### DIRECTION
Identify the lines bearing the string "Time" and gather them.

### DATA
%%
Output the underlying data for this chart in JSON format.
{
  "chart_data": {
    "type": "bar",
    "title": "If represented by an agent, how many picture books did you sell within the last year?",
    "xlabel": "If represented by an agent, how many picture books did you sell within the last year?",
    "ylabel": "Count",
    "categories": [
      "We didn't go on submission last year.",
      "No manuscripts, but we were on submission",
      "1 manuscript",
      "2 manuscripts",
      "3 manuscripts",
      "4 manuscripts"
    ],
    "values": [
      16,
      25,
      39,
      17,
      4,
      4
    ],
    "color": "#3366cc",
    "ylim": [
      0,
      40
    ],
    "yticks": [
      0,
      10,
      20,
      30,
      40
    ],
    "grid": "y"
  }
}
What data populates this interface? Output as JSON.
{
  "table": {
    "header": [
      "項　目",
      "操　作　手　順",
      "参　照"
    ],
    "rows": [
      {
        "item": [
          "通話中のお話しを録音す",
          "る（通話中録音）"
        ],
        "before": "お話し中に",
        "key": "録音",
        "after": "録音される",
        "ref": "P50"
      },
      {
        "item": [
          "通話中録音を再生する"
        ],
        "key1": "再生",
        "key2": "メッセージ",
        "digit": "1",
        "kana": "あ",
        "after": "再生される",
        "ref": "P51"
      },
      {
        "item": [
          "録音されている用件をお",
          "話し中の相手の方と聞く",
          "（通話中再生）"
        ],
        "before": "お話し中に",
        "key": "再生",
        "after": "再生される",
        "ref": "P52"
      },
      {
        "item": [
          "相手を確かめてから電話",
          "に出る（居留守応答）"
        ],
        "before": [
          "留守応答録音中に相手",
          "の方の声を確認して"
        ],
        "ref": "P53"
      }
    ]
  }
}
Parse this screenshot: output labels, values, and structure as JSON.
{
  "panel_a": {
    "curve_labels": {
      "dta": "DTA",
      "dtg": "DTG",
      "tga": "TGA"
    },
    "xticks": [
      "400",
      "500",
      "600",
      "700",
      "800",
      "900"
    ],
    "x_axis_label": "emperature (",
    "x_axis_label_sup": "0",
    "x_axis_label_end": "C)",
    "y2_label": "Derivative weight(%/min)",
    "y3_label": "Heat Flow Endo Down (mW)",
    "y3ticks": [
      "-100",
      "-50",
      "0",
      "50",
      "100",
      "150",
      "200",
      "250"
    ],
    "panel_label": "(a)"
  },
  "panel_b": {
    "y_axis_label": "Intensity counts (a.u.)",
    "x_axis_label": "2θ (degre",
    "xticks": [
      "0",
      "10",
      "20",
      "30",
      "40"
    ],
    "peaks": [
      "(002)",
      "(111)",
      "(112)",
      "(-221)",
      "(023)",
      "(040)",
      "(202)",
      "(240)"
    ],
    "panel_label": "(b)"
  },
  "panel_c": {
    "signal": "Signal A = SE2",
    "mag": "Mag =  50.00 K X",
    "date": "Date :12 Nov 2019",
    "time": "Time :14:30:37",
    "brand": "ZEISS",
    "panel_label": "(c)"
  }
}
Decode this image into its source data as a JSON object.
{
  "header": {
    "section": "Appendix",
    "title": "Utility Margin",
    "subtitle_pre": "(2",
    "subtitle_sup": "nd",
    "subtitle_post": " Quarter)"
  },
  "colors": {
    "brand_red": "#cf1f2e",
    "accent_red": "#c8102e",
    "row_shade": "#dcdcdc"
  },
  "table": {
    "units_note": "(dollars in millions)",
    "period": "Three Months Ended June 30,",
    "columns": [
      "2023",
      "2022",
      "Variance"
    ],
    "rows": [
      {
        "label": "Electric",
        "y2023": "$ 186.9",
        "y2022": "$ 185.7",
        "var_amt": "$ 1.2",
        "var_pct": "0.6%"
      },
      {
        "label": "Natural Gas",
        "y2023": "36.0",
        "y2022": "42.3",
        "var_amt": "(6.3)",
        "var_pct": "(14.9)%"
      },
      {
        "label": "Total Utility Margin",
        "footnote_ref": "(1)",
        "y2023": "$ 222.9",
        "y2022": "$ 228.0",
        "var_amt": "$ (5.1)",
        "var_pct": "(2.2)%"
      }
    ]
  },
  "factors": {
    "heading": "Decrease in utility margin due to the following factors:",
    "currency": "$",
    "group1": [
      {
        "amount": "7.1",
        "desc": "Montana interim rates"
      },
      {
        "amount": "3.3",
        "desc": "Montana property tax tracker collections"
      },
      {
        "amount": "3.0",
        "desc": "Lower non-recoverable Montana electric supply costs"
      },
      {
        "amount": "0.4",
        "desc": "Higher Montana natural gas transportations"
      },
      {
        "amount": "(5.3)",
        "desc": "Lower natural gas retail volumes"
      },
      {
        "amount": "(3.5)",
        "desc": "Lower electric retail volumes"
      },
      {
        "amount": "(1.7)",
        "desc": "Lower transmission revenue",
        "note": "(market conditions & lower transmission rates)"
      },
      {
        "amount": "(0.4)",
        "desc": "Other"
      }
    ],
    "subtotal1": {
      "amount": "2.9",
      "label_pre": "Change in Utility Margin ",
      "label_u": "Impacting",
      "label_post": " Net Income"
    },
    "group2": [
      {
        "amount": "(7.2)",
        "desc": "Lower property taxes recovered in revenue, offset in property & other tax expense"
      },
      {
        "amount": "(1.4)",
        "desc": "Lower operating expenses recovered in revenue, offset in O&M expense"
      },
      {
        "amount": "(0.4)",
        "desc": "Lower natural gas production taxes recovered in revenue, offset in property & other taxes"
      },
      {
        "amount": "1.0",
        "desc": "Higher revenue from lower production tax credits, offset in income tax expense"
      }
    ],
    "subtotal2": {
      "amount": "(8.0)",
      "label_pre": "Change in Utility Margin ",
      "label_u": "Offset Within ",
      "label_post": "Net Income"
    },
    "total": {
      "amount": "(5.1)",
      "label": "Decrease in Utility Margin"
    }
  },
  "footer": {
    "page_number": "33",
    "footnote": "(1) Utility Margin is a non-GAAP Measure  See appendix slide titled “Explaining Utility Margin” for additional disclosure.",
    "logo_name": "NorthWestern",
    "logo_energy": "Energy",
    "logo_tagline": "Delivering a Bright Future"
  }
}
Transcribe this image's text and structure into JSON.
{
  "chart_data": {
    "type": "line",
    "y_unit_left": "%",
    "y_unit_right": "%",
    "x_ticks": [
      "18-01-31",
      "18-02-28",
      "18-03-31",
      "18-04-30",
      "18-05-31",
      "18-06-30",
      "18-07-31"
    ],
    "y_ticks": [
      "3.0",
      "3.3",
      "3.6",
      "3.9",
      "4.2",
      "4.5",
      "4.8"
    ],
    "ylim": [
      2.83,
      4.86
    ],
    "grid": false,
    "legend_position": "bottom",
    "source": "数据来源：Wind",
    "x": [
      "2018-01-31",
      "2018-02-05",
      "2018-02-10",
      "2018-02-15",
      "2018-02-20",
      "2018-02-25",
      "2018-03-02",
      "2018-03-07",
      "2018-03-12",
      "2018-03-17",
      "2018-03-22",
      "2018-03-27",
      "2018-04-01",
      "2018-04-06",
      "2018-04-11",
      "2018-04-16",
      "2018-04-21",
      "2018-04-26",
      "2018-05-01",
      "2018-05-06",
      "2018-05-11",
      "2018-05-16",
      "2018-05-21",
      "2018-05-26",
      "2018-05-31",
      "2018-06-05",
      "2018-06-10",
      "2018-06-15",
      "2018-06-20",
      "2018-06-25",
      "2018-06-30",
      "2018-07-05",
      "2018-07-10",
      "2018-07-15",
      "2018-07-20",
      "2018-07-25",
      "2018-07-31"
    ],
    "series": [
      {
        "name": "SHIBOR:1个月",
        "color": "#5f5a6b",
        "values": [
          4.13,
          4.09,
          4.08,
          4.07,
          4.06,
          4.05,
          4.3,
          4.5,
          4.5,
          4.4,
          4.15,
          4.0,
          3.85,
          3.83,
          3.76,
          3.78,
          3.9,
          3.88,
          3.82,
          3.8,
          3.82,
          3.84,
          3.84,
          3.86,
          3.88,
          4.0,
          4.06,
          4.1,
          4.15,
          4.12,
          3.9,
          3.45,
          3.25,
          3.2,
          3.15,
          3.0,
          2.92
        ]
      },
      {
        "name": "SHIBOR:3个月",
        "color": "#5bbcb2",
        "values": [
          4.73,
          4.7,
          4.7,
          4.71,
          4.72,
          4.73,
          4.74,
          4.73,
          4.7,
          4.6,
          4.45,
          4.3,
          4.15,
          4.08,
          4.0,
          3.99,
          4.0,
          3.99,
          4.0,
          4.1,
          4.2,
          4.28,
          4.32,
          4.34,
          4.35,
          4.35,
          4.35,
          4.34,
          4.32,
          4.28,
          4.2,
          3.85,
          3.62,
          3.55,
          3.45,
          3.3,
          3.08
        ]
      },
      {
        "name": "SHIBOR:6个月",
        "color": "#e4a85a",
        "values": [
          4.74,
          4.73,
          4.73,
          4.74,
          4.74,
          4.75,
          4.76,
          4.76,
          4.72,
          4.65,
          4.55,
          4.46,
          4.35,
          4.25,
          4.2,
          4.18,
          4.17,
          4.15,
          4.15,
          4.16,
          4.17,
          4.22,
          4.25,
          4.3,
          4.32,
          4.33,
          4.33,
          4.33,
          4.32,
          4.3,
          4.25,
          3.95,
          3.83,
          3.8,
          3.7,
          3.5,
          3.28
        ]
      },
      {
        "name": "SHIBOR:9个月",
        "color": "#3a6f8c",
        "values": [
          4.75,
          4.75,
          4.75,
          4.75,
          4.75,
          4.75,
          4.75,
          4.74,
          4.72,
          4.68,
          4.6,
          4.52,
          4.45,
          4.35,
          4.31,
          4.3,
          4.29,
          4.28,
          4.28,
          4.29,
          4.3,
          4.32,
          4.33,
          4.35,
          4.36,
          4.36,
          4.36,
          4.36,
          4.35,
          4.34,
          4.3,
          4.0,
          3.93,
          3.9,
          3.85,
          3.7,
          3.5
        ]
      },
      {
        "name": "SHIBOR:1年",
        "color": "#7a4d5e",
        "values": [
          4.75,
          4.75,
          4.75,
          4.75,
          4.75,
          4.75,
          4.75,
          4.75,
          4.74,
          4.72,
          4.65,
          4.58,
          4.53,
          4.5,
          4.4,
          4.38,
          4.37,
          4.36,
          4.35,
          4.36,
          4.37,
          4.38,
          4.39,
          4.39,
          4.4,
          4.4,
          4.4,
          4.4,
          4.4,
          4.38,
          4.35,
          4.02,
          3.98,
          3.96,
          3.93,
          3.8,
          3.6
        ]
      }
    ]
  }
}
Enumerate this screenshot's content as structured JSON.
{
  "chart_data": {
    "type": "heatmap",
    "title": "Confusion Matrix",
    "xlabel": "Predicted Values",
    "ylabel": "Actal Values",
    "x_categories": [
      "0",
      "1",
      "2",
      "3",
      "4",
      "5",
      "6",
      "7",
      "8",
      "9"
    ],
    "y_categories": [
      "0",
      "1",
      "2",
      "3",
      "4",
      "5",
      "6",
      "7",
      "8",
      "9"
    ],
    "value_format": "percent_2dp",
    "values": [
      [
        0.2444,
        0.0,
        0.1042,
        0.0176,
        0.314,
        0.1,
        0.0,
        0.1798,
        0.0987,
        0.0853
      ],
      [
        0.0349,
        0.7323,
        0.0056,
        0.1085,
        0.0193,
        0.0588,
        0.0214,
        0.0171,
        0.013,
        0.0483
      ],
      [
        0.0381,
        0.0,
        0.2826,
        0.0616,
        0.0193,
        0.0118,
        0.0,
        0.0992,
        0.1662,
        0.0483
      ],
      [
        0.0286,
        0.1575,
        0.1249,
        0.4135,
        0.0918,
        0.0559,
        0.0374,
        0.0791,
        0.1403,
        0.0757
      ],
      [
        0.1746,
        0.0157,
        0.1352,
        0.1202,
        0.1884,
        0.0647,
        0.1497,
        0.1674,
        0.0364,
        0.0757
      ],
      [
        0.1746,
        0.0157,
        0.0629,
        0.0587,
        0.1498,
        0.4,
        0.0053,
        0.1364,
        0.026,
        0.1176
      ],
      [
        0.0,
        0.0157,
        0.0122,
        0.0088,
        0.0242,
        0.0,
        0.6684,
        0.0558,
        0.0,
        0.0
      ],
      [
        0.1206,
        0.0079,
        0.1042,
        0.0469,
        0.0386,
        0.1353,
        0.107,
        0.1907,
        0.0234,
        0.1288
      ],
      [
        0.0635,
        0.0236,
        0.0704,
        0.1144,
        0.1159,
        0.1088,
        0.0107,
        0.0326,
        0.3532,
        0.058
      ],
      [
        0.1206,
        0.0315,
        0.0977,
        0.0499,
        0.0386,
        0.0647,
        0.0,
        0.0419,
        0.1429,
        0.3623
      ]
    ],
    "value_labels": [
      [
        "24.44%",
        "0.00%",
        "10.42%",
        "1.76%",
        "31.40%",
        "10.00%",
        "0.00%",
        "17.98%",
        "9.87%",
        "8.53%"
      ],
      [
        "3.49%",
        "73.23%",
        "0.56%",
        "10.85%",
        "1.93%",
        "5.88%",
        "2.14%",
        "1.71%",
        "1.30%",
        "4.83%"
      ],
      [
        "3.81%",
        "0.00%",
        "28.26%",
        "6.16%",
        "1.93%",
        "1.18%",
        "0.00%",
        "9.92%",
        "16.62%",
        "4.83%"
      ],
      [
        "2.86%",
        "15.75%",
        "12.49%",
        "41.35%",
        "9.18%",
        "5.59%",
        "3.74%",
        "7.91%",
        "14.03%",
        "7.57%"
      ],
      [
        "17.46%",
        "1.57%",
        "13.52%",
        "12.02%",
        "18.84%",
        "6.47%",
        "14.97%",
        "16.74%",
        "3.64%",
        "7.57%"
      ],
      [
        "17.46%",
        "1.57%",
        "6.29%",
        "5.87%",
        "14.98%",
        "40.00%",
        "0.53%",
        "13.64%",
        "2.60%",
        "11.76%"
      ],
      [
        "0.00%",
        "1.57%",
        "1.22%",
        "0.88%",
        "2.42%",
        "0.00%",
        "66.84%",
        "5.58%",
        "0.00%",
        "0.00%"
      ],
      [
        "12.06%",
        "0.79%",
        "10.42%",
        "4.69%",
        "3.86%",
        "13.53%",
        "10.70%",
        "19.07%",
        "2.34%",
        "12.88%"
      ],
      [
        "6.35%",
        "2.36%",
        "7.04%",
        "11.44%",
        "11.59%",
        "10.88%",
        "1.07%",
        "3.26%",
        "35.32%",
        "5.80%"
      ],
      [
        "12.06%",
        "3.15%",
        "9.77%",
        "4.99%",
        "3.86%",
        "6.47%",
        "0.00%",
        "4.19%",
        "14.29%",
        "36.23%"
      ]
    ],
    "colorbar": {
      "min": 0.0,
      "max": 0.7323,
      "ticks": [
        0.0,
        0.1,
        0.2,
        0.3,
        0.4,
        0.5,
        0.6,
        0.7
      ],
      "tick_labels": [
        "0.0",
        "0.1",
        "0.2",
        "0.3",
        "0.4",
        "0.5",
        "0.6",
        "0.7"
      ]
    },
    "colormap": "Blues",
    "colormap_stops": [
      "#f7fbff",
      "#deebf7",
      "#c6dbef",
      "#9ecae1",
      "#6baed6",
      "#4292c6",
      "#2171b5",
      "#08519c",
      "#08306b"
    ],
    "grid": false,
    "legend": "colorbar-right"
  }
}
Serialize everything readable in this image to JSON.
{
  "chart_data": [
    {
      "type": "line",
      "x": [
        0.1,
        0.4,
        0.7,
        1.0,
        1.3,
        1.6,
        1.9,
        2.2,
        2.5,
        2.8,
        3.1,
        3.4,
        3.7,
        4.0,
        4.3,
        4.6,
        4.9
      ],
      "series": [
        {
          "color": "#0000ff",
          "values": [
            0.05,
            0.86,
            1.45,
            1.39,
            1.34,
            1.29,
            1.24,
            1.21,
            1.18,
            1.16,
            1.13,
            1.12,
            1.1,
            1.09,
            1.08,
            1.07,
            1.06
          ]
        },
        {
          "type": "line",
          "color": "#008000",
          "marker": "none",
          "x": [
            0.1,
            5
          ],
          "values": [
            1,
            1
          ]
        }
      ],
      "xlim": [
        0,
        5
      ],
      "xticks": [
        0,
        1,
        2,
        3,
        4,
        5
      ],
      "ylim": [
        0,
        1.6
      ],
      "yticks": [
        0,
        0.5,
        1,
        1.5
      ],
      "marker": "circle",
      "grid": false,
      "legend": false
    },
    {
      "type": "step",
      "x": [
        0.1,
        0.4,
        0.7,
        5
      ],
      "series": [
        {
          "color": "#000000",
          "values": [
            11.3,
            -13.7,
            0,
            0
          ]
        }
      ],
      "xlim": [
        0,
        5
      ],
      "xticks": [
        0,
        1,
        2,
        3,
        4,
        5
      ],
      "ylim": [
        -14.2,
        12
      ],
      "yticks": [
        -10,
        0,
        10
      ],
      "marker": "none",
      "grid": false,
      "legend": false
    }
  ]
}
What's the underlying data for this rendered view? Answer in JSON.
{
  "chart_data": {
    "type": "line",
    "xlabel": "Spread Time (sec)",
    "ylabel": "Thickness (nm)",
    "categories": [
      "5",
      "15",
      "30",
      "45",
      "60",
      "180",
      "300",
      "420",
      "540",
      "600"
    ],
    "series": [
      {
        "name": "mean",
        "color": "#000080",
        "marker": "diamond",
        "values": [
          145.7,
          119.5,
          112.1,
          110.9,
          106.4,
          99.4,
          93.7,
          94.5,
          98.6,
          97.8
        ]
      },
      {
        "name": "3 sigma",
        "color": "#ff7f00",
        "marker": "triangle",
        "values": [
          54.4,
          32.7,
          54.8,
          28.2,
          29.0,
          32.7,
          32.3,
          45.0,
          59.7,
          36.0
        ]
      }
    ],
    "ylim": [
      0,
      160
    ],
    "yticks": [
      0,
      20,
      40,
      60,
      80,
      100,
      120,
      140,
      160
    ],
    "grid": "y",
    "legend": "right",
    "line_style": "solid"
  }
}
%%
### EXERCISE RESULT
    "time": "Time :14:30:37",
    "xlabel": "Spread Time (sec)",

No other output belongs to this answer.